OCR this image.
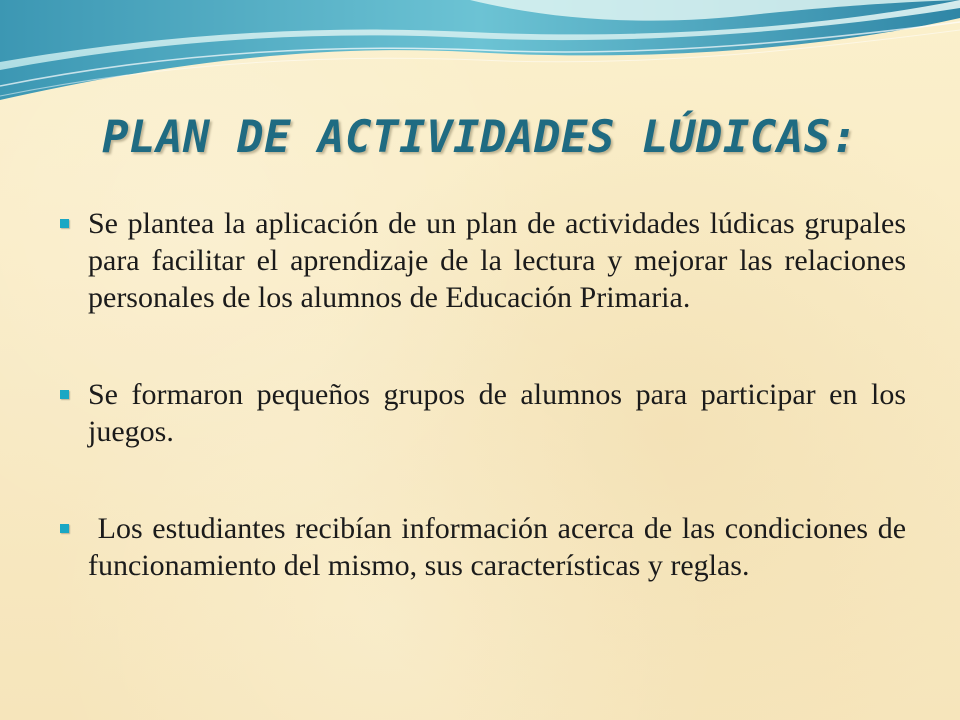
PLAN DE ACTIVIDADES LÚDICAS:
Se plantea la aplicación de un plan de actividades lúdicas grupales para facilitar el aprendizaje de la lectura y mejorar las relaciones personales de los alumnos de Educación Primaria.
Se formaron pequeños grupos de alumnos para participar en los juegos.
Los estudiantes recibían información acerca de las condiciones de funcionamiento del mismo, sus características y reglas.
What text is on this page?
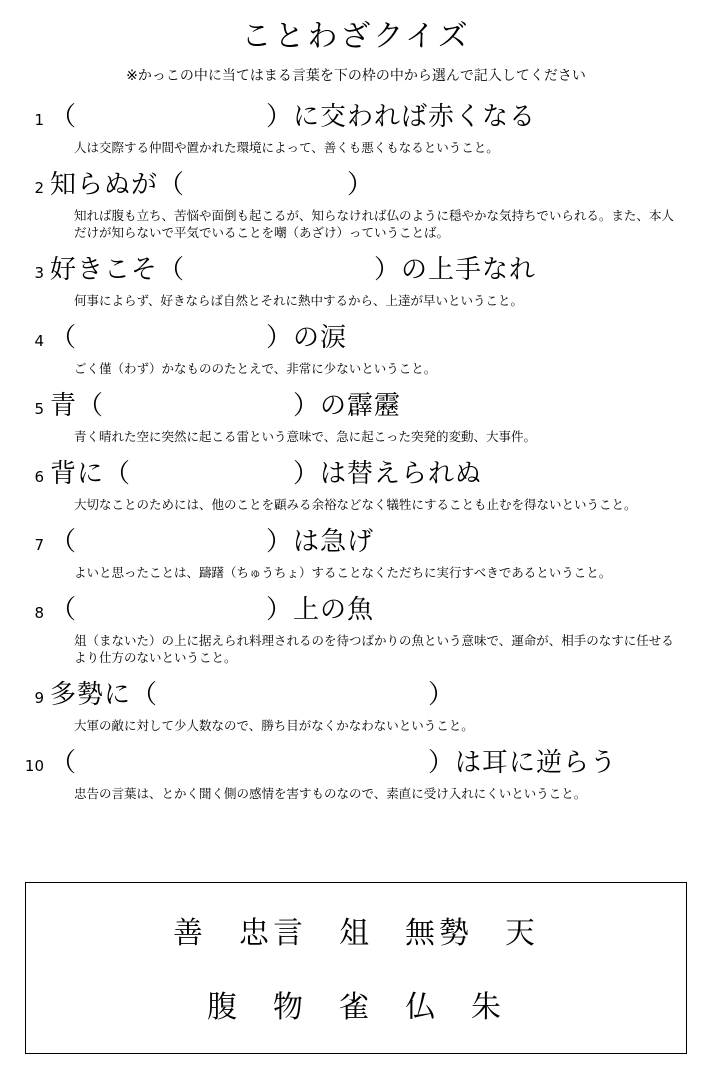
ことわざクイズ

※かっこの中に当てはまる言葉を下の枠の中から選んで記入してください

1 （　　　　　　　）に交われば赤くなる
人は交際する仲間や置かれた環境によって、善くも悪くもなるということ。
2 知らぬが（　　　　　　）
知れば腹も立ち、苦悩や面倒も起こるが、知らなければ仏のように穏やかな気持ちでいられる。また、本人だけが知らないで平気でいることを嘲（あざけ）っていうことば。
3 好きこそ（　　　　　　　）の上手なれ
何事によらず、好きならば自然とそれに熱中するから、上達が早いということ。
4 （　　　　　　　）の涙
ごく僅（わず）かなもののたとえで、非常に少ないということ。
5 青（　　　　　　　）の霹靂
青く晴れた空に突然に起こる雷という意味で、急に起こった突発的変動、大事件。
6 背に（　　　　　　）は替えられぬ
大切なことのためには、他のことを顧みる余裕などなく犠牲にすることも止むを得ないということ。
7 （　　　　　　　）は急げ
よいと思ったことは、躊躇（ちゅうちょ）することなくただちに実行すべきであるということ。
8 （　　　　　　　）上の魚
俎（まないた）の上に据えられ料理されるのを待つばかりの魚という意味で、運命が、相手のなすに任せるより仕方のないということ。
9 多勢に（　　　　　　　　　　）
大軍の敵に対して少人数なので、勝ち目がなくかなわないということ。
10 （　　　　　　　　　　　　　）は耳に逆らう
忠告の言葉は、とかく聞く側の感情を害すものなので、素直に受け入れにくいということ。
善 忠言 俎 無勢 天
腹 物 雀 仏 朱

◆ ◆ ◆

Exercise details | Search the listing above for the string "para". Copy every line that contains it.

Task result |
Se plantea la aplicación de un plan de actividades lúdicas grupales para facilitar el aprendizaje de la lectura y mejorar las relaciones personales de los alumnos de Educación Primaria.
Se formaron pequeños grupos de alumnos para participar en los juegos.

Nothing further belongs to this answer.